**** EXTRAIT CHOISI
Lutte contre les discours de haine : la HAMA prône coopération et responsabilité

Le ministre d’État, ministre de l’Enseignement supérieur, Tom Erdimi, représentant le Président de la République, le Maréchal Mahamat Idriss Déby Itno, a procédé ce jeudi 25 septembre 2025 à l’ouverture officielle du colloque international organisé par la Haute Autorité des médias et de l’audiovisuel (HAMA), placé sous le thème : « Les mécanismes de lutte contre les discours de haine : état des lieux et perspectives », couplée à la commémoration du 30ᵉ anniversaire de la HAMA.

L’événement a réuni les responsables des grandes institutions de la République ainsi que les délégations venues de plusieurs pays.

La présidente de la HAMA a réaffirmé l’engagement de l’institution à poursuivre sa mission avec indépendance, pédagogie et responsabilité, afin de garantir une presse libre, professionnelle et pleinement impliquée dans la promotion de la paix et de la démocratie.
********
TÂCHES DEMANDÉES →
1. D'après l'article sur le colloque de la HAMA, qui a procédé à l'ouverture officielle de ce colloque ?
2. Dans l'article sur le colloque de la HAMA, condensez en une seule phrase plus courte le paragraphe qui commence par « Le ministre d’État, ministre de l’Enseignement supérieur », sans perdre ses faits principaux.
3. Reprenez la rédaction de l'article sur le colloque de la HAMA et poursuivez-le après sa dernière phrase.
Les entrées n'ont aucune utilité pour le travail demandé.
**** ENTRÉES AFFICHÉES
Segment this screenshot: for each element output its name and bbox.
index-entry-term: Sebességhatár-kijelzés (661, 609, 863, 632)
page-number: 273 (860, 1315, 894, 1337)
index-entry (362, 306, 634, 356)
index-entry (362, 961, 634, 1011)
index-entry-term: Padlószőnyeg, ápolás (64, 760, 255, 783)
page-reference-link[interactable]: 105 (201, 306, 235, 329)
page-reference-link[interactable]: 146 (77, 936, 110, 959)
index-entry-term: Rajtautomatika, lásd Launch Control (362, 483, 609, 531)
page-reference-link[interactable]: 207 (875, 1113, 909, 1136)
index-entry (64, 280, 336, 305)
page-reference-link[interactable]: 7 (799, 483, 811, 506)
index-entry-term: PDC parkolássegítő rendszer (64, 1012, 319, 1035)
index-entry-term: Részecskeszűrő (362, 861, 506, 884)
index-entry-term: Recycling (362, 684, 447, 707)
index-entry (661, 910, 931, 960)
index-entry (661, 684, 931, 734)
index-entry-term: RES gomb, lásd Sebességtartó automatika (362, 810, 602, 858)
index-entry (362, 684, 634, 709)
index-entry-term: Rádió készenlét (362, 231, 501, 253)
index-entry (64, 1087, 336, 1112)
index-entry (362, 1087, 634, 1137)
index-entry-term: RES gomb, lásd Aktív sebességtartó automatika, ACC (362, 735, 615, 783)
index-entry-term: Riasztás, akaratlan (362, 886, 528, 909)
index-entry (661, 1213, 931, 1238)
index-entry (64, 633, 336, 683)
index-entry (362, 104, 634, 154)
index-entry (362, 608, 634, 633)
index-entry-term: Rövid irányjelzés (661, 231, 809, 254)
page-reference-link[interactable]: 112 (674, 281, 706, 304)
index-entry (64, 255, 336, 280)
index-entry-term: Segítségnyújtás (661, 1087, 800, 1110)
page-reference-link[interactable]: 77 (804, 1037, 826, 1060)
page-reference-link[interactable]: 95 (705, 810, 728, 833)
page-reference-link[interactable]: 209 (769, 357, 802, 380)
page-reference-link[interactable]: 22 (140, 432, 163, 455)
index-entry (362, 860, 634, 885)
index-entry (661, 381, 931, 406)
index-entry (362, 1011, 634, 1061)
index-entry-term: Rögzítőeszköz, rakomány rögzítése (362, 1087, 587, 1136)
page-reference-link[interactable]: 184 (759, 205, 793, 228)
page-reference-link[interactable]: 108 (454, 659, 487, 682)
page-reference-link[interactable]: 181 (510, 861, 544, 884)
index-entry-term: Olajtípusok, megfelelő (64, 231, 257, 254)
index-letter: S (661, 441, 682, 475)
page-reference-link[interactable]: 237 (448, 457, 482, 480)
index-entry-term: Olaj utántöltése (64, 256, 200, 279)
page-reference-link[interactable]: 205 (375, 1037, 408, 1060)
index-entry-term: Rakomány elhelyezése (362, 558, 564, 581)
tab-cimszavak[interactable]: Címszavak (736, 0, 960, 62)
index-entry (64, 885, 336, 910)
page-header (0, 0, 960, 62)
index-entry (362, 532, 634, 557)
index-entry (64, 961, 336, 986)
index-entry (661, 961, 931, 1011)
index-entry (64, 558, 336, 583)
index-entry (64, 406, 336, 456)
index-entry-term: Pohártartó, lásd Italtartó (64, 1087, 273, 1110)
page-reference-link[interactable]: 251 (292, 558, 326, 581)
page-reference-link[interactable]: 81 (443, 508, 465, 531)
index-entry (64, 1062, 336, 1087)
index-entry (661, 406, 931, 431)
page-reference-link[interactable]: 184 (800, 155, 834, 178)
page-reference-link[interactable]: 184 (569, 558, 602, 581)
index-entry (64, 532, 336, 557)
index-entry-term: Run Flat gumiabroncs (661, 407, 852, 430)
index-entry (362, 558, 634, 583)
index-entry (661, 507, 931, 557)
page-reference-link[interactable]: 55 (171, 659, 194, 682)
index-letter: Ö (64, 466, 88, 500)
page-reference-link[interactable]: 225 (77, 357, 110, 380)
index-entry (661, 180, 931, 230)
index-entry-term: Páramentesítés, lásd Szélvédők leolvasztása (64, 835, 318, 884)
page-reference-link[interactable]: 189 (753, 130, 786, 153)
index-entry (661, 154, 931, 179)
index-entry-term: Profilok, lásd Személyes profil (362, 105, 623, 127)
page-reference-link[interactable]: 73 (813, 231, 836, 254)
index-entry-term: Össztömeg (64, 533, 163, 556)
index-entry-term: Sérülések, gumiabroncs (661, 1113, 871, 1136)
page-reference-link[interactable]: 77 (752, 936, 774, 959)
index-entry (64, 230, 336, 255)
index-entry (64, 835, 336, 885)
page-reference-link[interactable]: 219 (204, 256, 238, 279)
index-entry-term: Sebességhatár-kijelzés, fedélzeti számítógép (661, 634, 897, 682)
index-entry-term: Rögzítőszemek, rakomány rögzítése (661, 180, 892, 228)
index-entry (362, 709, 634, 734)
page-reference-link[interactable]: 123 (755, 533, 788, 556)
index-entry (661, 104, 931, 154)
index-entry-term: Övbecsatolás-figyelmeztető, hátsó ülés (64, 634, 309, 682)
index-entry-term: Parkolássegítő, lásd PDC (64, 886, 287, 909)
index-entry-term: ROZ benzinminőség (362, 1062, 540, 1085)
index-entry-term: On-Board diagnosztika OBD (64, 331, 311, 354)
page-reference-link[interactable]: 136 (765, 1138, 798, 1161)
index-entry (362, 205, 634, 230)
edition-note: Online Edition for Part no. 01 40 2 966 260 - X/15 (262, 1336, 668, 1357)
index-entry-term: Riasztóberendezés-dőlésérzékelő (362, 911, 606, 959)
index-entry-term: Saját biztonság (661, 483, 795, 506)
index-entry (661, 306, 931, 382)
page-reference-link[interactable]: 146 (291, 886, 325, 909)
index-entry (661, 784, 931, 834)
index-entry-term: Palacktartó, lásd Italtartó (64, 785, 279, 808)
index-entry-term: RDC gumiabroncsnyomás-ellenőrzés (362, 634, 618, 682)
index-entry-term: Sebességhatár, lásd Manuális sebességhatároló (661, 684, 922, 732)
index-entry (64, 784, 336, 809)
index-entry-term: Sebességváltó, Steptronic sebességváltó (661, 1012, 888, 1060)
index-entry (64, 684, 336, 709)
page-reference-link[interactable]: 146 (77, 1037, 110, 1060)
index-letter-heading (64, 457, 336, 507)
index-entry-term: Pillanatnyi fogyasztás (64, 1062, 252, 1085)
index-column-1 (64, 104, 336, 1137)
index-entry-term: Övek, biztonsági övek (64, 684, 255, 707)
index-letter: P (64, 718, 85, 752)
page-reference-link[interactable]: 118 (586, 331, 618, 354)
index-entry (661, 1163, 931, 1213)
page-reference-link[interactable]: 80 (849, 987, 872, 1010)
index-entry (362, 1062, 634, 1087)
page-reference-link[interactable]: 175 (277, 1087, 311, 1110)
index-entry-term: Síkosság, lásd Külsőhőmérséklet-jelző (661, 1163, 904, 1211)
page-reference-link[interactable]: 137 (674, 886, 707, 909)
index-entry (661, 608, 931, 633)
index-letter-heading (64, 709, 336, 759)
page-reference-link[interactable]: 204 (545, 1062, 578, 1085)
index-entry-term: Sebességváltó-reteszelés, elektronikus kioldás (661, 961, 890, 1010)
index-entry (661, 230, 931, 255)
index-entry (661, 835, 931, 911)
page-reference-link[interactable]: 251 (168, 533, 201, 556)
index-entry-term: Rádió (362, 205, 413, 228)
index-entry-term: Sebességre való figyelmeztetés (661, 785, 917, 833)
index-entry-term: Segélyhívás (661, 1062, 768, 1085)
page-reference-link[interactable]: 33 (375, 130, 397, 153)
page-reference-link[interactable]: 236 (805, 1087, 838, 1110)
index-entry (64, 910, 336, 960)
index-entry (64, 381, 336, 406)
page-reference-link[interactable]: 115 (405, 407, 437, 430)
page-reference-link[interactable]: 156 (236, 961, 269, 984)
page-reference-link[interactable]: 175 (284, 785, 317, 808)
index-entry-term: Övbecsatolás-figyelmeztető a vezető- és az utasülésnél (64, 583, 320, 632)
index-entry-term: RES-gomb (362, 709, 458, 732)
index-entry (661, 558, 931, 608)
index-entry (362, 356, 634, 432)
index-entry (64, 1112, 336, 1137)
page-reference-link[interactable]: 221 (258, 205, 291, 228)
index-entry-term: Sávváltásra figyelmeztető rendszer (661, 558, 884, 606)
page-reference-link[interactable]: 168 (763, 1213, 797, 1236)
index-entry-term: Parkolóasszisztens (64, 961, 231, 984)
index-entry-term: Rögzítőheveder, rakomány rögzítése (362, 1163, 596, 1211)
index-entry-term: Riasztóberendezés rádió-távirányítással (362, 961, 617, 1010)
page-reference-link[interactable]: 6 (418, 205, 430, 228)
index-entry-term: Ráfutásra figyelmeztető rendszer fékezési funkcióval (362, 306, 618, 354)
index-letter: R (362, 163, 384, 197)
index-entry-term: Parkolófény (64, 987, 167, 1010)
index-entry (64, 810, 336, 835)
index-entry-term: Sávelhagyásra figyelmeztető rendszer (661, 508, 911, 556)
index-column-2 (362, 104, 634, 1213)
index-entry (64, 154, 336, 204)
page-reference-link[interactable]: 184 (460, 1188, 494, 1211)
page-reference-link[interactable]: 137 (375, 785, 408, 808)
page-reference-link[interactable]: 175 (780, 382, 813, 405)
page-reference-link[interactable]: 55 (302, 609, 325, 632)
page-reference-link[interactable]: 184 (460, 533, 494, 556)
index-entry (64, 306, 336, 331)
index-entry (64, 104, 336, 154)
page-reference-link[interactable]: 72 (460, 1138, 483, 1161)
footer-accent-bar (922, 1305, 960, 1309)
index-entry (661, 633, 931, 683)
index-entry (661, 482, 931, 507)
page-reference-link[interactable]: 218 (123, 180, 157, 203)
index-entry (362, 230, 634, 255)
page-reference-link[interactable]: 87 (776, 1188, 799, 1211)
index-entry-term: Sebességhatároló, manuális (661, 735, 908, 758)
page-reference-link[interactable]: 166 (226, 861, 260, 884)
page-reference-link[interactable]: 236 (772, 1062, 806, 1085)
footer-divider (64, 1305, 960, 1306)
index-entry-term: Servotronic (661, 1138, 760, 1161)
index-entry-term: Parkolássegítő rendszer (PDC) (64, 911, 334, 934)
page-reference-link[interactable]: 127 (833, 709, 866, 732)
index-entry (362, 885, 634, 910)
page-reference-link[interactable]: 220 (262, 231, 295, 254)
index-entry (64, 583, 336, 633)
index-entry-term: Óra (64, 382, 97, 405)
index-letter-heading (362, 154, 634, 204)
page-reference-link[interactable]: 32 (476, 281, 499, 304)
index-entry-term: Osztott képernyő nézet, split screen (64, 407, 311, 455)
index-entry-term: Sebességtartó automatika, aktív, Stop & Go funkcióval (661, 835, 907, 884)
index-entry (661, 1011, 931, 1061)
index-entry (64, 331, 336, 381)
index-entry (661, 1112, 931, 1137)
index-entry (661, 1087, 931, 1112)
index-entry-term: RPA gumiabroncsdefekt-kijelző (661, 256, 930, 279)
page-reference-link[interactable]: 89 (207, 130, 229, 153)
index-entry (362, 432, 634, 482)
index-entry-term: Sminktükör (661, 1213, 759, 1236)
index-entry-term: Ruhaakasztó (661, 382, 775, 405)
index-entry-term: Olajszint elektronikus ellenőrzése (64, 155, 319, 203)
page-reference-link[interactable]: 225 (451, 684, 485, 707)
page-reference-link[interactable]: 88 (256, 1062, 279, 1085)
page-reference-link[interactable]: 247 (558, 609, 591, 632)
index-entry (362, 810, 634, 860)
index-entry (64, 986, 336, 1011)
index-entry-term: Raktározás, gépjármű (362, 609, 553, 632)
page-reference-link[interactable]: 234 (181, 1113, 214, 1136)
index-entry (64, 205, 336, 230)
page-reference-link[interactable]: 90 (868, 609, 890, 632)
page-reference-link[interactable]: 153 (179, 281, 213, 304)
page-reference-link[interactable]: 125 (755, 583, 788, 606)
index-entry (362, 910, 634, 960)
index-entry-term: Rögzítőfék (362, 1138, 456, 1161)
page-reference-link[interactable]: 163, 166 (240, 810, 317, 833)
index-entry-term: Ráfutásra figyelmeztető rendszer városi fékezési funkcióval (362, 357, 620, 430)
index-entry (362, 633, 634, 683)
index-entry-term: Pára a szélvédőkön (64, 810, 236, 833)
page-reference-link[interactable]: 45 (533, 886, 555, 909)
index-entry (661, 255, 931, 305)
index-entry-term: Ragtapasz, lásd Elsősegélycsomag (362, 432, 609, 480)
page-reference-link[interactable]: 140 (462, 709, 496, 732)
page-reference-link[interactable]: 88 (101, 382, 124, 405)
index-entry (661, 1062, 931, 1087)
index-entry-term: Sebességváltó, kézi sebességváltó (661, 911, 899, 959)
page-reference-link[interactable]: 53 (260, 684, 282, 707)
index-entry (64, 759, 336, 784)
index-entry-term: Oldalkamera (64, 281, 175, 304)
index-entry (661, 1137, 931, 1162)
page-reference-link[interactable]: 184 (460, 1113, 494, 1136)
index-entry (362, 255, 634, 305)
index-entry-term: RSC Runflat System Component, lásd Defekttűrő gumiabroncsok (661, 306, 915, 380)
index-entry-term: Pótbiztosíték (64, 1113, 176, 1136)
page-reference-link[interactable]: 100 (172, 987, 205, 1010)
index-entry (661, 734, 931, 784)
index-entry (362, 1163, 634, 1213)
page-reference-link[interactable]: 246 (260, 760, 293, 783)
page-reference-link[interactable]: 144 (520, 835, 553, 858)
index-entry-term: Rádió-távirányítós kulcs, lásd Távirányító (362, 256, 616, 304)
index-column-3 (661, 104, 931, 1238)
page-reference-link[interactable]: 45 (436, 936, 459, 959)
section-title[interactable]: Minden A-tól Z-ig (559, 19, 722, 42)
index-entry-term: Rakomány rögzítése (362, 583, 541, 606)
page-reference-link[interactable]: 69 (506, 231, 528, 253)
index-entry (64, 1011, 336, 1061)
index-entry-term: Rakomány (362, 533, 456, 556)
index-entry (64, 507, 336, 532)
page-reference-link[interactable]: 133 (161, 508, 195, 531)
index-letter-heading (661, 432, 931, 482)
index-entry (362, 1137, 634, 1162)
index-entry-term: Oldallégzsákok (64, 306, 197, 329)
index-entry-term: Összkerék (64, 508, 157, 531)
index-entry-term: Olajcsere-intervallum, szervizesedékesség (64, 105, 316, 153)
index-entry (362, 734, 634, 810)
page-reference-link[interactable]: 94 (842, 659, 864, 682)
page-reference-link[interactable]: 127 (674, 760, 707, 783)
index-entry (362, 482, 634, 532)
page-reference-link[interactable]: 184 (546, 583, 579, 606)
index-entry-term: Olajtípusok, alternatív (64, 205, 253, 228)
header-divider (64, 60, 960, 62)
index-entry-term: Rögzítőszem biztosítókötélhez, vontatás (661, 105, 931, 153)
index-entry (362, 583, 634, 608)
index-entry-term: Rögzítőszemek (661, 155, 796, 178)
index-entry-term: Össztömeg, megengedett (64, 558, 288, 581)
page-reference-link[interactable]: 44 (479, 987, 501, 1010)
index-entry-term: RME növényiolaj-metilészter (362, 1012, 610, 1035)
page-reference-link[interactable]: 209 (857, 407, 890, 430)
********
RÉPONSES AUX EXERCICES →
1. Tom Erdimi, ministre d'État, ministre de l'Enseignement supérieur, représentant le Président de la République.

2. Le jeudi 25 septembre 2025, Tom Erdimi, ministre d'État chargé de l'Enseignement supérieur et représentant du Président Mahamat Idriss Déby Itno, a ouvert le colloque international de la HAMA sur les mécanismes de lutte contre les discours de haine, couplé au 30ᵉ anniversaire de l'institution.

3.
Elle a souligné que la lutte contre la diffusion et la propagation des discours de haine, souvent relayés par les médias numériques et dans les réseaux sociaux, est aujourd’hui amplifiée par l’intelligence artificielle. « Ces messages, qui prennent des proportions inquiétantes, sapent les fondements de nos sociétés, remettent en cause la paix, la cohabitation, le vivre-ensemble et l’unité nationale. Ils compromettent ainsi les efforts en matière de sécurité, de stabilité, de développement et de progrès », a-t-elle alerté.

Le ministre Tom Erdimi a appelé à une prise de conscience collective et individuelle impliquant les institutions de régulation, les acteurs politiques, les médias, la société civile ainsi que la jeunesse africaine. « Nous avons le devoir de renforcer la liberté d’expression tout en mettant en place des mécanismes de prévention, de sensibilisation et de sanction afin d’éradiquer ces fléaux », a-t-il déclaré.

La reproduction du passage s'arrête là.